**Soal Singkat 1**. Salin ulang baris-baris entri tanpa perubahan apa pun, mulai dari baris yang memuat "event-heading-1-sub: (Adresa: Krásná" dan berakhir pada baris yang memuat "wildflower-meadow-illustration [0,784,724,1024]", keduanya ikut disalin. Jangan sertakan baris entri lain di luar rentang itu.

**Kutipan Tulisan**.
:::::

Kawanku yang satunya masih terlihat bengong. Melongo. Tak nyambung dengan pembicaraan yang mengalir antara aku dengan temanku, Sahid. Sambil toleh sana-sini, penasaran, ia mengajukan pertanyaan, “Emang kajian apa yang di bedah dan diajarkan di pondok sini?”
Ia nampaknya tak tahu, jika kajian yang kami obrolkan adalah Ihya’ Ulumiddin.
“Memang ada yang mengajarkan demikian,“ tanyanya.
“Dalam Ihya’, Al-Ghozali mengatakan, setiap jiwa yang belum tunduk pada persamaan derajat, masih merasa paling suci, pintar, maka ia musti mengubur jiwa-jiwa itu. Ya, dengan menjatuhkan diri dihadapan manusia. Agar ia terbebas dari belenggu manusia,” terang temanku sekenanya.
Inilah jalan kaum yang merindukan kebersamaan dengan-Nya. Anasir-anasir yang menyerang jiwa, harus ditundukkan. Ia harus duduk dalam kerandahan bumi serendah-rendahnya. Agar jiwa tak lagi dibanggakan. Dan pandangan batinnya tembus tembus ke singgasana-Nya. Kalaupun marah, ia paham akan kemarahannya. Hanya sebagai control. sebagai alat!!
Di sana para santri dengan leluasa mempraktekkan ajaran luhur Al-Ghazali. Jika watak pongah bersarang di sudut hati, maka menghamba adalah laku yang musti dijalani. Jika rasa senang dan tak senang yang mengendalikan setiap perilaku, maka bertahan dalam keduanya adalah langkah yang harus ditempuh.
“Apakah engkau beranggapan, sikap mereka yang demikian adalah terkutuk dan menjatuhkan harga dirinya di hadapan Tuhan. Wallahu a’lam. Hanya Allah yang mengetahui setiap inci gerak gerak hati. Kita tak punya wewenang sama sekali untuk mengklaim mereka sebagai orang bermoral rendah.
* * *
Ahad Petang, 6 November 2005
Suatu ketika, ada seorang anak muda meminta meresmikan perubahan namanya kepada tokoh idolanya. Dari nama yang biasa menjadi sedikit bergengsi. Dari ndeso menjadi sedikit modern. Kosmopolit. Dari yang sekedar nama menjadi sedikit bermakna dan bermuatan filsafat. “Cak, aku pingin sampeyan mendo’akan nama baruku, Raden Samber Nyowo, bla…bla…bla…,” kata pemuda itu rada’ jumawa.
“Kenapa namamu kamu ganti?”
“Aku pingin bangga. Orang tuaku juga,” sahut pemuda itu.
“Nah inilah yang bikin kamu tak lekas beranjak dari egomu. Engkau selalu membanggakan nama, jabatan, dan segala atribut. Buang jauh-jauh itu! Nama itu tak penting. Tapi kualitasmu, itulah yang musti kau tingkatkan!” jawab tokoh idolanya.

:::::

**Entri Tersimpan**.
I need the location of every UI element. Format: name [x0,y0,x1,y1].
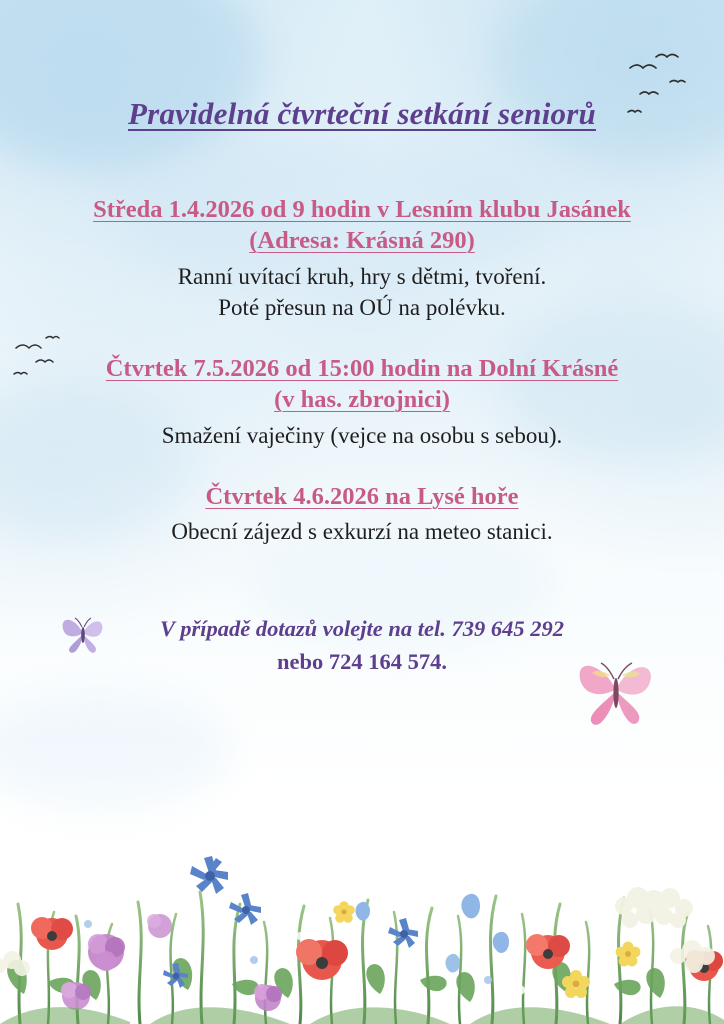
event-heading-1-sub: (Adresa: Krásná 290) [249,227,475,255]
event-block-1 [0,194,724,323]
event-heading-2-main: Čtvrtek 7.5.2026 od 15:00 hodin na Dolní Krásné [105,354,619,382]
page-title: Pravidelná čtvrteční setkání seniorů [128,96,596,131]
spacer [0,323,724,353]
spacer [0,132,724,194]
event-heading-2 [0,353,724,416]
contact-block [0,613,724,678]
event-body-2 [0,420,724,451]
contact-line-2: nebo 724 164 574. [276,648,447,674]
event-heading-1 [0,194,724,257]
event-block-3 [0,481,724,547]
event-body-2-line-1: Smažení vaječiny (vejce na osobu s sebou). [161,422,563,448]
spacer [0,451,724,481]
event-body-3 [0,516,724,547]
event-heading-3 [0,481,724,512]
event-heading-2-sub: (v has. zbrojnici) [274,386,450,414]
event-heading-3-main: Čtvrtek 4.6.2026 na Lysé hoře [205,482,519,510]
event-body-1-line-1: Ranní uvítací kruh, hry s dětmi, tvoření. [177,263,547,289]
event-block-2 [0,353,724,451]
event-body-1 [0,261,724,323]
event-body-3-line-1: Obecní zájezd s exkurzí na meteo stanici. [171,518,553,544]
event-heading-1-main: Středa 1.4.2026 od 9 hodin v Lesním klubu Jasánek [93,196,631,223]
event-body-1-line-2: Poté přesun na OÚ na polévku. [218,294,506,320]
watercolor-wash [0,690,230,810]
wildflower-meadow-illustration [0,784,724,1024]
spacer [0,547,724,613]
contact-line-1: V případě dotazů volejte na tel. 739 645 292 [160,615,564,641]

:::::

**Soal Singkat 2**. Lanjutkan tulisan tentang kajian Ihya' Ulumiddin dan kerendahan hati di atas, mulai setelah kalimat terakhir yang ditampilkan.

**Jawaban Akhir 1**.
event-heading-1-sub: (Adresa: Krásná 290) [249,227,475,255]
event-block-1 [0,194,724,323]
event-heading-2-main: Čtvrtek 7.5.2026 od 15:00 hodin na Dolní Krásné [105,354,619,382]
page-title: Pravidelná čtvrteční setkání seniorů [128,96,596,131]
spacer [0,323,724,353]
spacer [0,132,724,194]
event-heading-2 [0,353,724,416]
contact-block [0,613,724,678]
event-body-2 [0,420,724,451]
contact-line-2: nebo 724 164 574. [276,648,447,674]
event-heading-1 [0,194,724,257]
event-block-3 [0,481,724,547]
event-body-2-line-1: Smažení vaječiny (vejce na osobu s sebou). [161,422,563,448]
spacer [0,451,724,481]
event-body-3 [0,516,724,547]
event-heading-3 [0,481,724,512]
event-heading-2-sub: (v has. zbrojnici) [274,386,450,414]
event-heading-3-main: Čtvrtek 4.6.2026 na Lysé hoře [205,482,519,510]
event-body-1-line-1: Ranní uvítací kruh, hry s dětmi, tvoření. [177,263,547,289]
event-block-2 [0,353,724,451]
event-body-1 [0,261,724,323]
event-body-3-line-1: Obecní zájezd s exkurzí na meteo stanici. [171,518,553,544]
event-heading-1-main: Středa 1.4.2026 od 9 hodin v Lesním klubu Jasánek [93,196,631,223]
event-body-1-line-2: Poté přesun na OÚ na polévku. [218,294,506,320]
watercolor-wash [0,690,230,810]
wildflower-meadow-illustration [0,784,724,1024]

**Jawaban Akhir 2**.
* * *
Senin siang, 7 November 2005
Sejak beberapa puluh tahun silam, jalan raya menjadi kawan karibnya. Itulah Suyut. Pemuda berlidah pedal. Jari-jari kakinya menyatu, seperti sirip ikan. Jalan yang sedemikian mulus, baginya tetap seperti berlubang dan mendaki naik turun. Itulah gaya jalannya. Tak ada ceritanya ia menungggang sepeda motor, bahkan sepeda onthel sekalipun. Ia anak kampung. Ia menjadi tenar, lantaran citranya sebagai penyusur jalan dari kampung ke kampung. Di atas aspal yang membara, kaki telanjangnya melangkah. Tak berpeci, tapi tak mengeluh dan merasa kepanasan. Anak-anak kecil kerap jahil. Suyut seringkali mejadi bahan ledakan yang menyenangkan. Tentu saja anak-anak kecil begitu girang, melihat suyut marah-marah. Karena di sanalah kelebihan yang dipunyai Suyut. Nggedumel nggak karuan sepanjang jalan.
Suyut. Siang itu aku masih melihatmu berjalan di tepian. Di bawah terik mentari. Berbekal angan-angan pendek, yang aku tak tahu persis alam pikiranku itu. Engkau rupanya masih setia dengan profesimu. Mengisi sandiwara di panggung dunia ini. bersama tokoh-tokoh yang kerap mengaku linuwih. Mengaku punya peran penting. Peran terhormat, terdidik. Pendek kata masih mengaku lebih tinggi derajatnya ketimbang engkau. Seorang lelaki berwajah nyleneh. Berperilaku aneh. Tak wajar. Penuh kesia-siaan. Bahkan keberadaanmu di panggung dunia ini kerap dianggap tak ada. Seperti sampah itu.
Tapi, engkau tentu tak seperti yang mereka sangka itu. Engkau punya kesunyian hati. Siapa yang paham krentek atimu?! Engkau juga abdi. Sama-sama tak punya daya di kerajaan-Nya. Sama seperti mereka jua. Seperti orang-orang yang kerap memincingkan mata melihatmu. Melihat lahirmu. Kulitmu. Fisikmu. Tampangmu. Bukan menatap dalam-dalam kesunyian batinmu.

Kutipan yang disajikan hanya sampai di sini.